Start of Recorded data
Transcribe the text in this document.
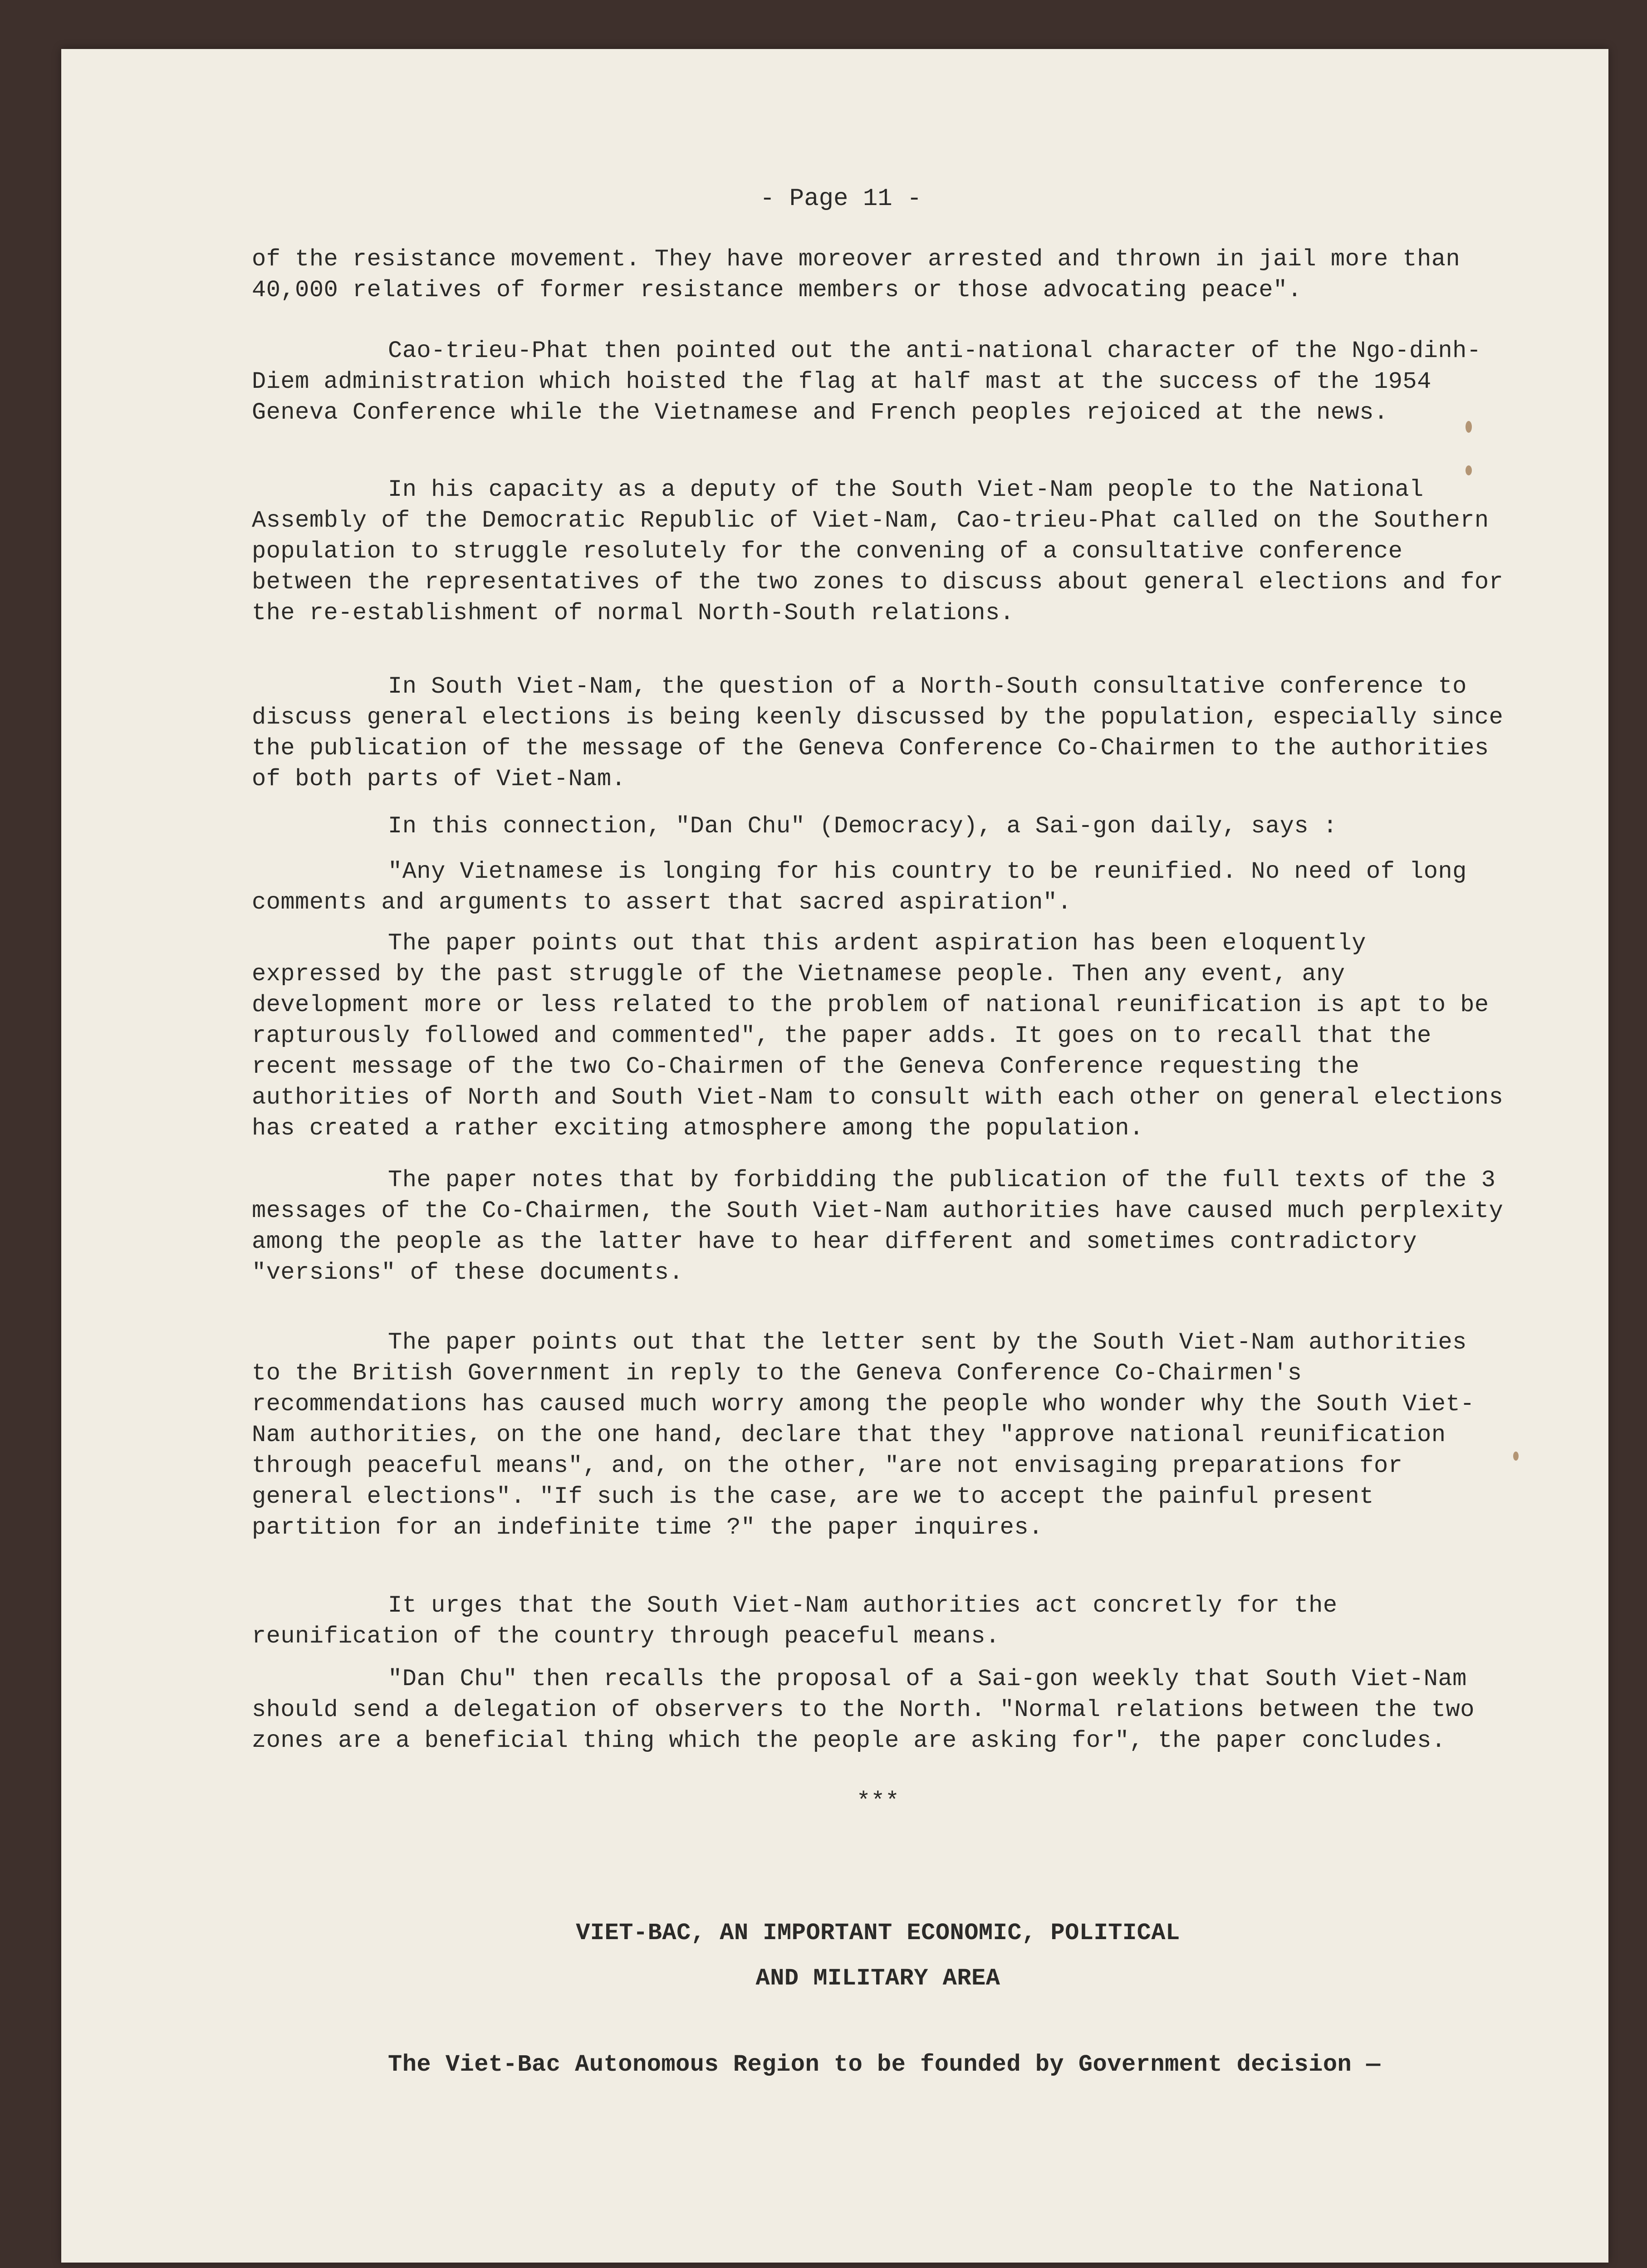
- Page 11 -

of the resistance movement. They have moreover arrested and thrown in jail more than 40,000 relatives of former resistance members or those advocating peace".

Cao-trieu-Phat then pointed out the anti-national character of the Ngo-dinh-Diem administration which hoisted the flag at half mast at the success of the 1954 Geneva Conference while the Vietnamese and French peoples rejoiced at the news.

In his capacity as a deputy of the South Viet-Nam people to the National Assembly of the Democratic Republic of Viet-Nam, Cao-trieu-Phat called on the Southern population to struggle resolutely for the convening of a consultative conference between the representatives of the two zones to discuss about general elections and for the re-establishment of normal North-South relations.

In South Viet-Nam, the question of a North-South consultative conference to discuss general elections is being keenly discussed by the population, especially since the publication of the message of the Geneva Conference Co-Chairmen to the authorities of both parts of Viet-Nam.

In this connection, "Dan Chu" (Democracy), a Sai-gon daily, says :

"Any Vietnamese is longing for his country to be reunified. No need of long comments and arguments to assert that sacred aspiration".

The paper points out that this ardent aspiration has been eloquently expressed by the past struggle of the Vietnamese people. Then any event, any development more or less related to the problem of national reunification is apt to be rapturously followed and commented", the paper adds. It goes on to recall that the recent message of the two Co-Chairmen of the Geneva Conference requesting the authorities of North and South Viet-Nam to consult with each other on general elections has created a rather exciting atmosphere among the population.

The paper notes that by forbidding the publication of the full texts of the 3 messages of the Co-Chairmen, the South Viet-Nam authorities have caused much perplexity among the people as the latter have to hear different and sometimes contradictory "versions" of these documents.

The paper points out that the letter sent by the South Viet-Nam authorities to the British Government in reply to the Geneva Conference Co-Chairmen's recommendations has caused much worry among the people who wonder why the South Viet-Nam authorities, on the one hand, declare that they "approve national reunification through peaceful means", and, on the other, "are not envisaging preparations for general elections". "If such is the case, are we to accept the painful present partition for an indefinite time ?" the paper inquires.

It urges that the South Viet-Nam authorities act concretly for the reunification of the country through peaceful means.

"Dan Chu" then recalls the proposal of a Sai-gon weekly that South Viet-Nam should send a delegation of observers to the North. "Normal relations between the two zones are a beneficial thing which the people are asking for", the paper concludes.

***

VIET-BAC, AN IMPORTANT ECONOMIC, POLITICAL

AND MILITARY AREA

The Viet-Bac Autonomous Region to be founded by Government decision —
End of Recorded data
§ The task
Search the data for "through" and list every line in which it occurs.

§ Written response
The paper points out that the letter sent by the South Viet-Nam authorities to the British Government in reply to the Geneva Conference Co-Chairmen's recommendations has caused much worry among the people who wonder why the South Viet-Nam authorities, on the one hand, declare that they "approve national reunification through peaceful means", and, on the other, "are not envisaging preparations for general elections". "If such is the case, are we to accept the painful present partition for an indefinite time ?" the paper inquires.
It urges that the South Viet-Nam authorities act concretly for the reunification of the country through peaceful means.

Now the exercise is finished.